───── RECORDS PROVIDED ─────
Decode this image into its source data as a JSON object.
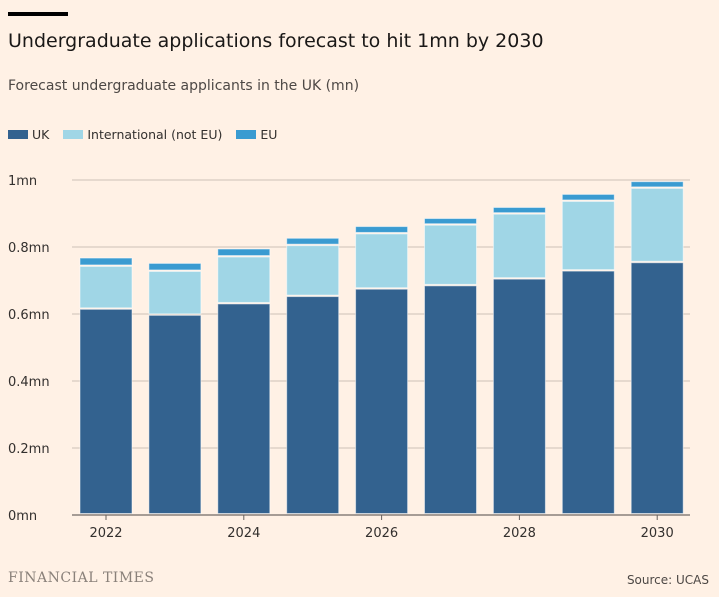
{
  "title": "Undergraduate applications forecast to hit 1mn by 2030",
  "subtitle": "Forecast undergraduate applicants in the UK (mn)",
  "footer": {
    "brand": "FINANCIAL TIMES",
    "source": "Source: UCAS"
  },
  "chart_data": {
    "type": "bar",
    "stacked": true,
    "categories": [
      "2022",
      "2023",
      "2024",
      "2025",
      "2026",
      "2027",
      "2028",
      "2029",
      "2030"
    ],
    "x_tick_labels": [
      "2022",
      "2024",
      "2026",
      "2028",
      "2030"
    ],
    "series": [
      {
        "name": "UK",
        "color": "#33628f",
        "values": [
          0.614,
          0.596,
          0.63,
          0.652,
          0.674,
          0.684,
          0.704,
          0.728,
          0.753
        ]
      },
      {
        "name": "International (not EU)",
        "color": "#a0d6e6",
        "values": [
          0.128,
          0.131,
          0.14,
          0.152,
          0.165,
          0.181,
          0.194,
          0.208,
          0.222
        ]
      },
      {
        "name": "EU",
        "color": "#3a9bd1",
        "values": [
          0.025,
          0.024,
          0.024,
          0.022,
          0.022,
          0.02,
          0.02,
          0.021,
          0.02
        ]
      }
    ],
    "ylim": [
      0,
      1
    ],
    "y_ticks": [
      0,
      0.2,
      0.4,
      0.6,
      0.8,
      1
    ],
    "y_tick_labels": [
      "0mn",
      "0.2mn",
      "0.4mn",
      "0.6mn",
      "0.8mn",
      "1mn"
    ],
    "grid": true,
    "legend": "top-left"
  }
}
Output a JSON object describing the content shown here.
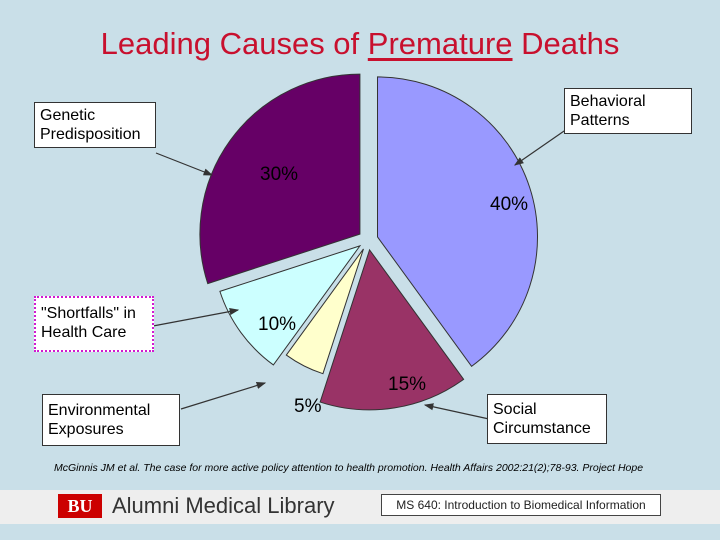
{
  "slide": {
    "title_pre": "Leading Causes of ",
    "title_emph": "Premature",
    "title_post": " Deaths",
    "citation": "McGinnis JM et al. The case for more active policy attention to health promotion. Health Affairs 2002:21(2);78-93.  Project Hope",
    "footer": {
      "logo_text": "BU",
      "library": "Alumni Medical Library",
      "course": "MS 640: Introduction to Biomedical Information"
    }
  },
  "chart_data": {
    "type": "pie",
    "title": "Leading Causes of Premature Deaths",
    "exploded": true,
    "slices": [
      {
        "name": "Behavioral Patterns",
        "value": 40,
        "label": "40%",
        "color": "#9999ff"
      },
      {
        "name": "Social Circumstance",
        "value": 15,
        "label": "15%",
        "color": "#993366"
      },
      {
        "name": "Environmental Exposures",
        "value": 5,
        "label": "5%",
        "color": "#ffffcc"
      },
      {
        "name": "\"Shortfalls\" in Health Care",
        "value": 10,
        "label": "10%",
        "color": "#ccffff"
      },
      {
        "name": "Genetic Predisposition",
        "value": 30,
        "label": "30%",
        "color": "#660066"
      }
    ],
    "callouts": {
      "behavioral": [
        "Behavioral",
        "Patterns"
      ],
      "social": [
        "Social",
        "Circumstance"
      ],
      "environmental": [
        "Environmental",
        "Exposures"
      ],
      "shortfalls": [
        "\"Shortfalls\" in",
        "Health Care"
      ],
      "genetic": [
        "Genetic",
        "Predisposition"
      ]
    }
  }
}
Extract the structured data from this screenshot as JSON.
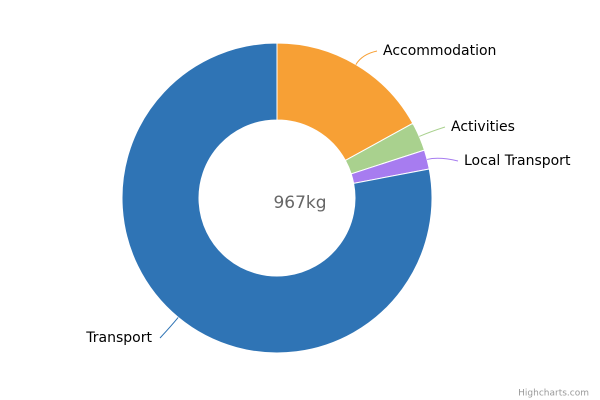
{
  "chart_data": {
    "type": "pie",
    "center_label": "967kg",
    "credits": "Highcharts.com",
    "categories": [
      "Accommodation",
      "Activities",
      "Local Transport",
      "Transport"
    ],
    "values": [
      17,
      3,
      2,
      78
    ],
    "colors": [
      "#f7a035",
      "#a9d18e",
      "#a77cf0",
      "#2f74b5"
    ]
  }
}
─────
WHAT YOU NEED TO DO —
Tell how many lines in the records above contain "object", giving the number and no other words.

EXPECTED OUTPUT —
2